» Entries taken from a collection:
::::::::::
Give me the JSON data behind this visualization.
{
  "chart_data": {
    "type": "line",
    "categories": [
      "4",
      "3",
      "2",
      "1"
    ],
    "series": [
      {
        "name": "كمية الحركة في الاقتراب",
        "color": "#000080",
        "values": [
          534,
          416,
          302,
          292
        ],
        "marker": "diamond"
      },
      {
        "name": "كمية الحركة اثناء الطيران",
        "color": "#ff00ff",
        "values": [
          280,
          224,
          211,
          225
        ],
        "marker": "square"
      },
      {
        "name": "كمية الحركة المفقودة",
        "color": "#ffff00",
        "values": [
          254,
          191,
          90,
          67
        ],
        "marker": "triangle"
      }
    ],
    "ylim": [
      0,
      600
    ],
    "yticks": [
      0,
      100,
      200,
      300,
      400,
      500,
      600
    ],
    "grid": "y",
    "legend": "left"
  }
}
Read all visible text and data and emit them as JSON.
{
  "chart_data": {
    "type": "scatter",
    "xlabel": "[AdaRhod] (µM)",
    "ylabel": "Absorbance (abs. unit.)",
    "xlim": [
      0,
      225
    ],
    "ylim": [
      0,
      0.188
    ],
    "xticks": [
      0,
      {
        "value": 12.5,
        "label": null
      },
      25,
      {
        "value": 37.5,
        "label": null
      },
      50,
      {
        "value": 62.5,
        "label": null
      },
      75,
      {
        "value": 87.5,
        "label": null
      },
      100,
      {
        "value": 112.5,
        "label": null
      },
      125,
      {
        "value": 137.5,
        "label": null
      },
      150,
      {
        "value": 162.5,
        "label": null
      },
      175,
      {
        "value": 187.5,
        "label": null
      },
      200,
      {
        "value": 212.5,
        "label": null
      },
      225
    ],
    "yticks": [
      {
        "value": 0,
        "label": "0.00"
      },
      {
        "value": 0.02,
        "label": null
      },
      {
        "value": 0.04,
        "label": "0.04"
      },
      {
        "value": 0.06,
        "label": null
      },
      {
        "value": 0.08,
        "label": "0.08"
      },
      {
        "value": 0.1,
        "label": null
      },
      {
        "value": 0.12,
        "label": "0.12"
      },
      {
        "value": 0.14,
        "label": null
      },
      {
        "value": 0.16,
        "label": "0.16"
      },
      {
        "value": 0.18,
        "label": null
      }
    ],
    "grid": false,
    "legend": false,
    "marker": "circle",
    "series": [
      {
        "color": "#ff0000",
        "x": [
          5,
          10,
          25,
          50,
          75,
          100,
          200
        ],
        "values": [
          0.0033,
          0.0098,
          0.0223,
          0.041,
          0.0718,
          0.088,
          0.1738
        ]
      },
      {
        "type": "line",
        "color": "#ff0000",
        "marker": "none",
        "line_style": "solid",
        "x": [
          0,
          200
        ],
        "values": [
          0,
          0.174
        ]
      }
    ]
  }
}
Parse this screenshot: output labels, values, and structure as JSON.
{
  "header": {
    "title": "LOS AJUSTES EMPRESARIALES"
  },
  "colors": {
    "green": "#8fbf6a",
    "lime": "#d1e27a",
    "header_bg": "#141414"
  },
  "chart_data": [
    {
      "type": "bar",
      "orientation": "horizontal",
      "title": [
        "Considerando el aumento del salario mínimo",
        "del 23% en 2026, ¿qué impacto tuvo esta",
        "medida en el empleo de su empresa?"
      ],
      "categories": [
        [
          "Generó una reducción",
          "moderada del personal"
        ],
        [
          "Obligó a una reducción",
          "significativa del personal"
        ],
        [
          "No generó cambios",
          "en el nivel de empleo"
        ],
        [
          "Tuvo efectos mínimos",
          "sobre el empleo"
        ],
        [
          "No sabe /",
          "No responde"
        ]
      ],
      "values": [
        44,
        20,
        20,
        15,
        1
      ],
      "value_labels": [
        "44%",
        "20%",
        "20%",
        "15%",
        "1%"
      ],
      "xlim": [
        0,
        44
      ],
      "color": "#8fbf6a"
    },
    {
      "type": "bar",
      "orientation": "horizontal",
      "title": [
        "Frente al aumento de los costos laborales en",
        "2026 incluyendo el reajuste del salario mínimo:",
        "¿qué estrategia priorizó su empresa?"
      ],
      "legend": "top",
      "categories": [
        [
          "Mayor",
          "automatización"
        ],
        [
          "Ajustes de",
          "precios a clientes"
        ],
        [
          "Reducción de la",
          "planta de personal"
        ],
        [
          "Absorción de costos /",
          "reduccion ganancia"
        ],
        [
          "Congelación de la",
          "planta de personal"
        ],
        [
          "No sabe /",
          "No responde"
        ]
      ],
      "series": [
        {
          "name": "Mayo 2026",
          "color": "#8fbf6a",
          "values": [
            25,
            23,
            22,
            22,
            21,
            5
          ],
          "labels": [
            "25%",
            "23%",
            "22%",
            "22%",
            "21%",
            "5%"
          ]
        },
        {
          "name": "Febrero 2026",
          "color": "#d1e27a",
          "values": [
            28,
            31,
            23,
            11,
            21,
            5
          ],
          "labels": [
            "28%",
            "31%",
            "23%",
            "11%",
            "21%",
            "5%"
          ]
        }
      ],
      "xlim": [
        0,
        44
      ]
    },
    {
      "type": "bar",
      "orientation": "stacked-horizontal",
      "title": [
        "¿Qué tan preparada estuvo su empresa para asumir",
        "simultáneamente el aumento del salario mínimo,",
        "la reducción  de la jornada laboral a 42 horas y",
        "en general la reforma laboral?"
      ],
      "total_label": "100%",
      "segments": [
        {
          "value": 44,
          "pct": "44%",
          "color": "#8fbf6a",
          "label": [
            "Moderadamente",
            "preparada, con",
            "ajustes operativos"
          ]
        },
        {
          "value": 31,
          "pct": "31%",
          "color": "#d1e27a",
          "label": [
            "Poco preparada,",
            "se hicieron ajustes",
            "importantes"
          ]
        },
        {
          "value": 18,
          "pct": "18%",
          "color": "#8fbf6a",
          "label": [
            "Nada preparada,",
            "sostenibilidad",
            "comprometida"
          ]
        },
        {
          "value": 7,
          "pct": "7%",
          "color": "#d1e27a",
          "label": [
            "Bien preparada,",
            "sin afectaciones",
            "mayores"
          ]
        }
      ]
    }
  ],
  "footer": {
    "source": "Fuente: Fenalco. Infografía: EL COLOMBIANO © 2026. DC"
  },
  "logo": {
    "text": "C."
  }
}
::::::::::
» The request: Go over the records above and tally the lines with the word "name" in them. Give the number alone.

» Answer to the exercise: 5